> [EXTRACTED DATA]:
══════

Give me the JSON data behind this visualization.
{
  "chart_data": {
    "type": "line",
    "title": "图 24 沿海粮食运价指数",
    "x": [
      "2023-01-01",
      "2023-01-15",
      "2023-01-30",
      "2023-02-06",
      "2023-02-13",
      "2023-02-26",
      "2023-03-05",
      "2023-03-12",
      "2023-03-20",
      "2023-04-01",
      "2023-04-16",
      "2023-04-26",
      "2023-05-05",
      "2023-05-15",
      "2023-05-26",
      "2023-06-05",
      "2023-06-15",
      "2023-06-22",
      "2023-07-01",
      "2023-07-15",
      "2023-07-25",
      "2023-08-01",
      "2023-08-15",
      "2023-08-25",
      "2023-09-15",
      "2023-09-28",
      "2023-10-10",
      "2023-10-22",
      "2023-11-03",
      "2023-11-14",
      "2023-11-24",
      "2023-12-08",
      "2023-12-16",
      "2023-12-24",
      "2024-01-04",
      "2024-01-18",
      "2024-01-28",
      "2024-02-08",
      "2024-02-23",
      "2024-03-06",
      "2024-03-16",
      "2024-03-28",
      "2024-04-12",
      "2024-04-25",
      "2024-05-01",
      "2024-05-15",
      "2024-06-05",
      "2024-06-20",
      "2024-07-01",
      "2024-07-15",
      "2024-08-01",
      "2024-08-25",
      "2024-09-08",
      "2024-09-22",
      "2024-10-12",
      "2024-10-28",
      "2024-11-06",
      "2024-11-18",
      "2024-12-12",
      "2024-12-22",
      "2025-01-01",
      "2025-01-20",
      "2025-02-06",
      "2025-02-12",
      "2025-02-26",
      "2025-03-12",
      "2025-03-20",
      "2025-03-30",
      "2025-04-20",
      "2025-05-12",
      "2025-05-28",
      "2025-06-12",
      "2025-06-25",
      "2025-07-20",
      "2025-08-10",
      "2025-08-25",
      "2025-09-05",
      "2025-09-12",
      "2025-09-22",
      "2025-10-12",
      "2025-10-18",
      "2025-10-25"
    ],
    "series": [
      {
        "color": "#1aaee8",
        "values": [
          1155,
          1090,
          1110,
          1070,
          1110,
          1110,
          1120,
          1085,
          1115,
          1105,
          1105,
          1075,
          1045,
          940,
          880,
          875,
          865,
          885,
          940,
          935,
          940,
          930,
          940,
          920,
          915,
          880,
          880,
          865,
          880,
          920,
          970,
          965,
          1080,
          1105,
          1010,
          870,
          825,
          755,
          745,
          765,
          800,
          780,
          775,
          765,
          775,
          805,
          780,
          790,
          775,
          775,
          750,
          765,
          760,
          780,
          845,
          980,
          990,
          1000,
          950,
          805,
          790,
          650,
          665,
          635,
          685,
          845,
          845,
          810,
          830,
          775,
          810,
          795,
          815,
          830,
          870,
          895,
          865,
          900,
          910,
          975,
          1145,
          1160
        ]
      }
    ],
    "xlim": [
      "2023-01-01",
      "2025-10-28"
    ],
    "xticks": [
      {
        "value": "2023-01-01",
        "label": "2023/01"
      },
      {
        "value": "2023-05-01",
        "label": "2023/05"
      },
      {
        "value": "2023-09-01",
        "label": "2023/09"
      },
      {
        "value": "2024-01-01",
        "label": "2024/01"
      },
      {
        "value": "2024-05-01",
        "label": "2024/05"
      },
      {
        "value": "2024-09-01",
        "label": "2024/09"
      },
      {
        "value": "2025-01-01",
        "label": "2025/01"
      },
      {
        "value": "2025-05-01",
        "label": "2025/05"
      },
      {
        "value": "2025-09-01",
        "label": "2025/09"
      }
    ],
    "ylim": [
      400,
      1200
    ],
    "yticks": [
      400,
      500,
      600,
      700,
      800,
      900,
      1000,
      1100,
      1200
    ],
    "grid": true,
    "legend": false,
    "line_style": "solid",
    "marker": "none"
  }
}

══════

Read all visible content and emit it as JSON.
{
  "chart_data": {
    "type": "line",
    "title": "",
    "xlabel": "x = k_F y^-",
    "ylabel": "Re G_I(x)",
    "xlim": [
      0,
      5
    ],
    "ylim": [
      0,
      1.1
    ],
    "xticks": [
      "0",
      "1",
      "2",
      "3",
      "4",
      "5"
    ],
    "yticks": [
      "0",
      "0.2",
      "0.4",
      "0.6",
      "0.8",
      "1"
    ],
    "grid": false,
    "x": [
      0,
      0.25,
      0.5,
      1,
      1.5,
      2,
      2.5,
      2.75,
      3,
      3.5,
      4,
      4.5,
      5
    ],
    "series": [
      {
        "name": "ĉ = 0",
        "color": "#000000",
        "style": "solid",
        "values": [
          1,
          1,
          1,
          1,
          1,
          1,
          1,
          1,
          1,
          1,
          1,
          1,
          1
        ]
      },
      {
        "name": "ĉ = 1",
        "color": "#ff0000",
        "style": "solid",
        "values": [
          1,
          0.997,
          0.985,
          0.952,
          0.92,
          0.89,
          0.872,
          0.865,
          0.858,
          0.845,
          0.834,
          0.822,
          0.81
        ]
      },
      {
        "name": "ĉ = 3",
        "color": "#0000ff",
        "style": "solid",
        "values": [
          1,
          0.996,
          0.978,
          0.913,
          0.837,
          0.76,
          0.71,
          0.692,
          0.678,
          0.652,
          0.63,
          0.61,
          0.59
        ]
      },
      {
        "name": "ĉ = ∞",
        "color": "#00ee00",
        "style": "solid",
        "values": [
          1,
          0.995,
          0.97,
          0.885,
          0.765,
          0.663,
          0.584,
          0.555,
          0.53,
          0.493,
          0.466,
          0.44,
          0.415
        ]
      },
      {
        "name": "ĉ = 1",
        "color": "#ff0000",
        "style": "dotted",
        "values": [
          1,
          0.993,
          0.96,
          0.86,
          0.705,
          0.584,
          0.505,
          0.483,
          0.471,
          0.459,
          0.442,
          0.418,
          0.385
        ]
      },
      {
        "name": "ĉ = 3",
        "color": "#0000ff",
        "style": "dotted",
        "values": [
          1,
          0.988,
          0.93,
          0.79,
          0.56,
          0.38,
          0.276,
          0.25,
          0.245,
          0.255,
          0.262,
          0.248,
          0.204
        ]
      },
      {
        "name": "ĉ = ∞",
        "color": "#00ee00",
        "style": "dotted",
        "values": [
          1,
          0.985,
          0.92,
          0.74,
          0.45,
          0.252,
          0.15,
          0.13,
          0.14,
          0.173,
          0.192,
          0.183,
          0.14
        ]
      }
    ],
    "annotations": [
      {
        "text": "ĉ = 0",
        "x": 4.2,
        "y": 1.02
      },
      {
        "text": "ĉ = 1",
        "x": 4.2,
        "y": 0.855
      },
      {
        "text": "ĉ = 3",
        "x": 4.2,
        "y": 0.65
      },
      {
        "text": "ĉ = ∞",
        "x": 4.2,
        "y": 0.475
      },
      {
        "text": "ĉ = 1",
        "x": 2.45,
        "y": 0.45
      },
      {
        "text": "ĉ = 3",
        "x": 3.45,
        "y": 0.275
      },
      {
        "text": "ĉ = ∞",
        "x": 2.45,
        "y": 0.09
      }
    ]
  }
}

══════

Give the number of lines above that hold the word "JSON", and nothing more.

> [RESPONSE]: 2